- [THE EXERCISE]
Using the records below, locate all lines containing "right" and return them.

- [RECORDED INFORMATION]
** Begin **

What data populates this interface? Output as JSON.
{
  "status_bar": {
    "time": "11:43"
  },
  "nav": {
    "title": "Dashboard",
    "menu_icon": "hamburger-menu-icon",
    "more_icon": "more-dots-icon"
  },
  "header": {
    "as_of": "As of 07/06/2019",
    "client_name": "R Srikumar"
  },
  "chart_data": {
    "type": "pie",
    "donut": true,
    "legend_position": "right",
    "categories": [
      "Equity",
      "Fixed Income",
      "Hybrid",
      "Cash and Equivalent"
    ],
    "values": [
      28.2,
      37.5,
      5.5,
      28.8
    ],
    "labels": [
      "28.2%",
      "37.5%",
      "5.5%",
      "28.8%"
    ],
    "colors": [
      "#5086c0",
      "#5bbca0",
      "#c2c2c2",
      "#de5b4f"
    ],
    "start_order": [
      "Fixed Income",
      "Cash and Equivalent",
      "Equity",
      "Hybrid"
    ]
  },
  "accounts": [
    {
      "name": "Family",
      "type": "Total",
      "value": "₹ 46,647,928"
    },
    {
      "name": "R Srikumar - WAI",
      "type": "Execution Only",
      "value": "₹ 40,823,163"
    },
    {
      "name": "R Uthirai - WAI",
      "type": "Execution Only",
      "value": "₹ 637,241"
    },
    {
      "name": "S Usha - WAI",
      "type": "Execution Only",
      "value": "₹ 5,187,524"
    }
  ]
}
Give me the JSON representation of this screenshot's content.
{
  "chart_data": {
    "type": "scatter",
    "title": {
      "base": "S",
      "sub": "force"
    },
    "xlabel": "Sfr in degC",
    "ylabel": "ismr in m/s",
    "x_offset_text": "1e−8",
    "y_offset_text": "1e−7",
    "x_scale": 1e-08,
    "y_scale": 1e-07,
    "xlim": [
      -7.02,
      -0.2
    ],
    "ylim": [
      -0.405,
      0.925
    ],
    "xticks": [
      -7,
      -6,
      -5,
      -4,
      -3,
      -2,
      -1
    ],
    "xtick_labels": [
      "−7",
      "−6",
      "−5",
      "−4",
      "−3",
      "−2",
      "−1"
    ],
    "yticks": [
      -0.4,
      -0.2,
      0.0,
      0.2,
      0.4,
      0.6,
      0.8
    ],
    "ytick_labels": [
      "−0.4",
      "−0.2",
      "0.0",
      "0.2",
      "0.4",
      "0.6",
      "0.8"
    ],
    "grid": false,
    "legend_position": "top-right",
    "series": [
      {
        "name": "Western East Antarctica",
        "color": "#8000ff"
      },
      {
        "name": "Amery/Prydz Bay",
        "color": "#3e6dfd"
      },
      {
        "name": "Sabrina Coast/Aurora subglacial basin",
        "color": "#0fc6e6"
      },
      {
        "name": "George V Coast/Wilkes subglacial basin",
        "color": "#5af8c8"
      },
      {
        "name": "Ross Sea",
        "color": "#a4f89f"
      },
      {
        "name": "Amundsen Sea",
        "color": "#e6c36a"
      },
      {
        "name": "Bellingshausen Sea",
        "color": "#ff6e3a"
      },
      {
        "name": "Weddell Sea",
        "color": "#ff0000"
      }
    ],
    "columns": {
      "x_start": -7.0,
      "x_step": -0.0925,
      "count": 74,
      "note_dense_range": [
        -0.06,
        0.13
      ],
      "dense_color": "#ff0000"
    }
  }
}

** End **

- [CORRECT OUTPUT]
    "legend_position": "right",
    "legend_position": "top-right",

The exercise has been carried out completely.